• [Exercise description] From the records below, give the number of lines that contain the string "Utilization", without any other text.

— START Data to process —

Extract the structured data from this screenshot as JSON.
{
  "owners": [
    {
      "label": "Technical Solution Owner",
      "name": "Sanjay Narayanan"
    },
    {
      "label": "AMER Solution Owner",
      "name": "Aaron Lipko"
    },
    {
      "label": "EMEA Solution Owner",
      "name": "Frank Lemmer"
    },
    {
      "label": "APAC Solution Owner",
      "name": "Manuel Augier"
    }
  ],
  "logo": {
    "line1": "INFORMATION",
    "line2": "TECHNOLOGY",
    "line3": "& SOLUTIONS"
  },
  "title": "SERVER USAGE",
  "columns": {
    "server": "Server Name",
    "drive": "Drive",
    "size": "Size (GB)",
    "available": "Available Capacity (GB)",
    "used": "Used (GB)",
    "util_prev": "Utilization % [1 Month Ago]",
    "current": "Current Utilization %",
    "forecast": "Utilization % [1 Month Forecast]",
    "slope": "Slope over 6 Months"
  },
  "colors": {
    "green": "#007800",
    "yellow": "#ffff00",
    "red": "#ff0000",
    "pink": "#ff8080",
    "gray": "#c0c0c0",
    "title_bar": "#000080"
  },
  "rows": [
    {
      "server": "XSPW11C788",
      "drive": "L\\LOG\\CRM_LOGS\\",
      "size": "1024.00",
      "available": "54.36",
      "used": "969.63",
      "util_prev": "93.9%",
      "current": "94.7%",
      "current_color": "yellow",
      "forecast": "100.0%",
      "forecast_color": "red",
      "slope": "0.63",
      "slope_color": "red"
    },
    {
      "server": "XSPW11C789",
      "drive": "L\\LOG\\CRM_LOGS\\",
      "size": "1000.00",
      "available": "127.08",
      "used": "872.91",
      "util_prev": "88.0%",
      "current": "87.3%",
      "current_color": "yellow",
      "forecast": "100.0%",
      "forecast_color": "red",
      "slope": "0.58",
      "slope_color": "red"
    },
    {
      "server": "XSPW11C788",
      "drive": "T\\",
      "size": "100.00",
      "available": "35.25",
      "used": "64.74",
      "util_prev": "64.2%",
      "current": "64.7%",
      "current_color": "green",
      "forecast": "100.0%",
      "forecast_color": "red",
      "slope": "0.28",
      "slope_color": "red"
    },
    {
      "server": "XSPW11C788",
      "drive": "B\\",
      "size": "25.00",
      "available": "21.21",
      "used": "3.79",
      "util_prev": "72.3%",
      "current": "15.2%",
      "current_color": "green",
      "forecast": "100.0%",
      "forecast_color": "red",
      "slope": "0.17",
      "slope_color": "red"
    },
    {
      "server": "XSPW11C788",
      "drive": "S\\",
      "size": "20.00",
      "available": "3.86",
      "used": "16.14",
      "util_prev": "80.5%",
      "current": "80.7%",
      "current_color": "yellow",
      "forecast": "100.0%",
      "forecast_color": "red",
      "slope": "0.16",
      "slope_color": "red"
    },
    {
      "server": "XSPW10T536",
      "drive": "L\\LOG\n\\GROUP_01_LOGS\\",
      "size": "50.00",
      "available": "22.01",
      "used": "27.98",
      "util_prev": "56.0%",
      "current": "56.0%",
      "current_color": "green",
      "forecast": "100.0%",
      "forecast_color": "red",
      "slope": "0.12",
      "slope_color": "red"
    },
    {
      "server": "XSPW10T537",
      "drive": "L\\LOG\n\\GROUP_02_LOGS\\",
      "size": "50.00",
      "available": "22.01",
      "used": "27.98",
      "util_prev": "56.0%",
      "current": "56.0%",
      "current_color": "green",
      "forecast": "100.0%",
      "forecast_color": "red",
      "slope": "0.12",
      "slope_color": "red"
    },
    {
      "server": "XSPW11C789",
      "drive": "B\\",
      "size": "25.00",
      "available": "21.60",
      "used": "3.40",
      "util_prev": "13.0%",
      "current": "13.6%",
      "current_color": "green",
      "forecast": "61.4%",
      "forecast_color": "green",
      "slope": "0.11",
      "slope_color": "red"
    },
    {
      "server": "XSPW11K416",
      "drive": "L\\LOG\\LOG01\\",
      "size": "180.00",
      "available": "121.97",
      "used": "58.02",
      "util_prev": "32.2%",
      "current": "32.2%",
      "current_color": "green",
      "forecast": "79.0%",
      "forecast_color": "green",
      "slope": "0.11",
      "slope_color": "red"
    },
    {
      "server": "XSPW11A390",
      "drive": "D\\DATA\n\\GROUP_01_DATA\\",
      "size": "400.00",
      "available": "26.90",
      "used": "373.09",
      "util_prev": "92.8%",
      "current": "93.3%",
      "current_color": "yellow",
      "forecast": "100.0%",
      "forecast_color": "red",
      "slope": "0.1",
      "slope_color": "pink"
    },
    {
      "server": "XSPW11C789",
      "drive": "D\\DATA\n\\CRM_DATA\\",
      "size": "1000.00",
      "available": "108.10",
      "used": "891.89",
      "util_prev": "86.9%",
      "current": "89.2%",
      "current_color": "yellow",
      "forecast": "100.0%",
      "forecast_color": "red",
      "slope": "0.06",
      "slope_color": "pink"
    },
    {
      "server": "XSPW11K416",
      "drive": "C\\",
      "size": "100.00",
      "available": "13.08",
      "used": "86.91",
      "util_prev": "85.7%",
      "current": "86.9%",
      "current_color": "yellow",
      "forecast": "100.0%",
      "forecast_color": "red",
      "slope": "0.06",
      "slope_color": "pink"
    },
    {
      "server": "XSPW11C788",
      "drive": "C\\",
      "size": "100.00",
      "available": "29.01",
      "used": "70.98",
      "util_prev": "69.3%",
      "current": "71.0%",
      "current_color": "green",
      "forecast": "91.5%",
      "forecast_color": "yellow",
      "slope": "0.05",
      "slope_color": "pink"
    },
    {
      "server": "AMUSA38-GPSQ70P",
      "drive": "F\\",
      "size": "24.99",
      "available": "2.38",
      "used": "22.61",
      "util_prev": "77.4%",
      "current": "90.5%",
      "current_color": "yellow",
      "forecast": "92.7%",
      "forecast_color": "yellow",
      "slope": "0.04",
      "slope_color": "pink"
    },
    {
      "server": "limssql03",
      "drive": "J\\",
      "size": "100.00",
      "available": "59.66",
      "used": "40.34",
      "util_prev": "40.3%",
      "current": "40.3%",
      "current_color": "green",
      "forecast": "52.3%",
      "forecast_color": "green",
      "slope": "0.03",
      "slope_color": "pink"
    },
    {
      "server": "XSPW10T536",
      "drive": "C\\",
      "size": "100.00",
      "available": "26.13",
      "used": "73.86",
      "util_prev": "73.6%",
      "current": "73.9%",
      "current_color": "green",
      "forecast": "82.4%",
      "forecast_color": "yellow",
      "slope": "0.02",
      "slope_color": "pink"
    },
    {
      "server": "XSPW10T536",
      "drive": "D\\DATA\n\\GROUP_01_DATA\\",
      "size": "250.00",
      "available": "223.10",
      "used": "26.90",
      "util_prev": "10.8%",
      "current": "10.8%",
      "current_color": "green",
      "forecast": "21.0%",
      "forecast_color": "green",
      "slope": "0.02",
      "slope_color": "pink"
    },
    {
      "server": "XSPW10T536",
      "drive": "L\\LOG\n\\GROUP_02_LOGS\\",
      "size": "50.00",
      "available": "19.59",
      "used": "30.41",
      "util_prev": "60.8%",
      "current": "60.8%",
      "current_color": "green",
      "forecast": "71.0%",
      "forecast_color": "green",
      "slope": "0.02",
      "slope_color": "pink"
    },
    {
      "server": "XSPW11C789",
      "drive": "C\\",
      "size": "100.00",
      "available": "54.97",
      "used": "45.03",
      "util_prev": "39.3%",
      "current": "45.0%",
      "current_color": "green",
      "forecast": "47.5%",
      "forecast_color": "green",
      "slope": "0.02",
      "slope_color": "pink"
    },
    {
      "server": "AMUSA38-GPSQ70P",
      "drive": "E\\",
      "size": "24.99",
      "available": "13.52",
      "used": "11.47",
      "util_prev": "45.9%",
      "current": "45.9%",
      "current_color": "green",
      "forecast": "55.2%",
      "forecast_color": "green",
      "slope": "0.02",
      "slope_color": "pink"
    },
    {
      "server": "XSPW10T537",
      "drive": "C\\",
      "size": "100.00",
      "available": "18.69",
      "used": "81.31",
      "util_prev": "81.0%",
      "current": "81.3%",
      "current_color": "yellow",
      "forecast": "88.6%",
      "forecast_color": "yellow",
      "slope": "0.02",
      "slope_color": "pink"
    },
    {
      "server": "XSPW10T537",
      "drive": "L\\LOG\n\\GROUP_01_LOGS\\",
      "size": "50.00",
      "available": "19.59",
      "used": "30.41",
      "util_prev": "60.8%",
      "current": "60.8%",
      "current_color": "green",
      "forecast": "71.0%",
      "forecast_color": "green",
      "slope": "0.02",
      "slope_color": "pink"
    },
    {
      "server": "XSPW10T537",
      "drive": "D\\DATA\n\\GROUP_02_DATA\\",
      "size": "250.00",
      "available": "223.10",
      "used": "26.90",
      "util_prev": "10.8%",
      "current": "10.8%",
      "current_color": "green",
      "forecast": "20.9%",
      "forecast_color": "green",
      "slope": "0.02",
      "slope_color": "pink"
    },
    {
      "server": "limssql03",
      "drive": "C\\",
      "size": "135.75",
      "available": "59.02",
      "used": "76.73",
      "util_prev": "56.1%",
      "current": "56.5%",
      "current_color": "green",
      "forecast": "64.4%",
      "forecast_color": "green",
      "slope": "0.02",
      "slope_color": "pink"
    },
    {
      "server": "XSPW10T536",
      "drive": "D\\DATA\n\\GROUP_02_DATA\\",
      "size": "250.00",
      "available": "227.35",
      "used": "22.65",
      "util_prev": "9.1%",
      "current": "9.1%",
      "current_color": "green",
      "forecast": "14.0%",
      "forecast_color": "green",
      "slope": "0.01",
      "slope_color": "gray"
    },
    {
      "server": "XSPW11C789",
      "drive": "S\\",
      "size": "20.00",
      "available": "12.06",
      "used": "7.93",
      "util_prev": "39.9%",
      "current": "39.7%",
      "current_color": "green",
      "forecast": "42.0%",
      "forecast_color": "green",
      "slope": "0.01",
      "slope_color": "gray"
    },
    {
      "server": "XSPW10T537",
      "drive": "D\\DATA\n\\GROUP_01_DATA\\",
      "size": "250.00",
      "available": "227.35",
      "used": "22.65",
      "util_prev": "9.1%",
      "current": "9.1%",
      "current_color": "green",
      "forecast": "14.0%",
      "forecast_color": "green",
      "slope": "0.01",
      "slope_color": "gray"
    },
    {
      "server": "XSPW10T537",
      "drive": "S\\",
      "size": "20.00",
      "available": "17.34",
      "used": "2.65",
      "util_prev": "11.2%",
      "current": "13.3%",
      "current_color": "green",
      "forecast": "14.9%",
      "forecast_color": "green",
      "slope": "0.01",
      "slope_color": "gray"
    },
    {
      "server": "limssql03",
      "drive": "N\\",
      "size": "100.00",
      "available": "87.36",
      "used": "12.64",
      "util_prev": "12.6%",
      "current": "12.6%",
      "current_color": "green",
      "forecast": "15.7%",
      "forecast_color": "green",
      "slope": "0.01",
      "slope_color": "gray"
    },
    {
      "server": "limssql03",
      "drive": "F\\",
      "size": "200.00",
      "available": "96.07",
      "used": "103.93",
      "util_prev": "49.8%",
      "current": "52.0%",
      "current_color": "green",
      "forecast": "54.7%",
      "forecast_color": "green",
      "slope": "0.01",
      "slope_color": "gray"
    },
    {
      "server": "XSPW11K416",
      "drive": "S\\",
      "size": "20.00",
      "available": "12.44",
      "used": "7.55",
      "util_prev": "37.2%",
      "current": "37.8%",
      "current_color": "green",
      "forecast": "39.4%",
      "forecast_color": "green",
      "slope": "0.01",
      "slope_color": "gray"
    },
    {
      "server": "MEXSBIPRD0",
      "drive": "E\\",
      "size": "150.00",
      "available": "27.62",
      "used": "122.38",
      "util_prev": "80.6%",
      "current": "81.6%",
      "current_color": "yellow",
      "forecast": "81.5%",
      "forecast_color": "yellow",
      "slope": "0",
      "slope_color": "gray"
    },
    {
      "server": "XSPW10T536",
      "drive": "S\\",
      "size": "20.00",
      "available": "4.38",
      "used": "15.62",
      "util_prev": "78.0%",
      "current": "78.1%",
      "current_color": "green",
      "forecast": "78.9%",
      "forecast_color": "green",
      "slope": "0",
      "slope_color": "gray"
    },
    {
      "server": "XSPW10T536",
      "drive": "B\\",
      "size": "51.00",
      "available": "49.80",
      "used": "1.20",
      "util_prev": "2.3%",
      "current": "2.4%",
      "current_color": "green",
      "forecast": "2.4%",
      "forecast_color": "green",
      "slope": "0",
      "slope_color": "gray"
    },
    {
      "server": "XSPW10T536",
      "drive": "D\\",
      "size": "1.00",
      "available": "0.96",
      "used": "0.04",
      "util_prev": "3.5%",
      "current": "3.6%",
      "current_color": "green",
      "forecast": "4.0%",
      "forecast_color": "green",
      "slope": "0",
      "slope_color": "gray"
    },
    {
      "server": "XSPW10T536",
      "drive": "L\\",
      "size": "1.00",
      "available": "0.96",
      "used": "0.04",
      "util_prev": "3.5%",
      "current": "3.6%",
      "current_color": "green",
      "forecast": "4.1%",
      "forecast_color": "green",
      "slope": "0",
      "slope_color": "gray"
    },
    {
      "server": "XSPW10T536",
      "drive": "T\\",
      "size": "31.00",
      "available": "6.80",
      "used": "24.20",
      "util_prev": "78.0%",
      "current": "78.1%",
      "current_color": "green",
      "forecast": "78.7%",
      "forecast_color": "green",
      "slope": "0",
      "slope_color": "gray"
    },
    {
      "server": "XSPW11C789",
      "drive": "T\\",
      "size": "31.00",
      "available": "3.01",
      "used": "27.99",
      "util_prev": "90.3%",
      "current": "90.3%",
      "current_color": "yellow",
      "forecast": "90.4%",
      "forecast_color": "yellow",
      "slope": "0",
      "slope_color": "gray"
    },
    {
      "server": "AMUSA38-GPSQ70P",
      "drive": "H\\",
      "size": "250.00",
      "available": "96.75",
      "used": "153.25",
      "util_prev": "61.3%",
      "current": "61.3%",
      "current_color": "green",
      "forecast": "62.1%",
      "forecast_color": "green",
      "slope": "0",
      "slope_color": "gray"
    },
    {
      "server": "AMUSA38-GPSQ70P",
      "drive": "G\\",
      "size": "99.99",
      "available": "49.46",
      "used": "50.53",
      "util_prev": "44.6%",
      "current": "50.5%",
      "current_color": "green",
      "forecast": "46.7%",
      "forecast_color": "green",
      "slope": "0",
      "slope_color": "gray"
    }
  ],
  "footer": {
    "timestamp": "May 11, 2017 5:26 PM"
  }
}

— END Data to process —

• [Answer for the task] 3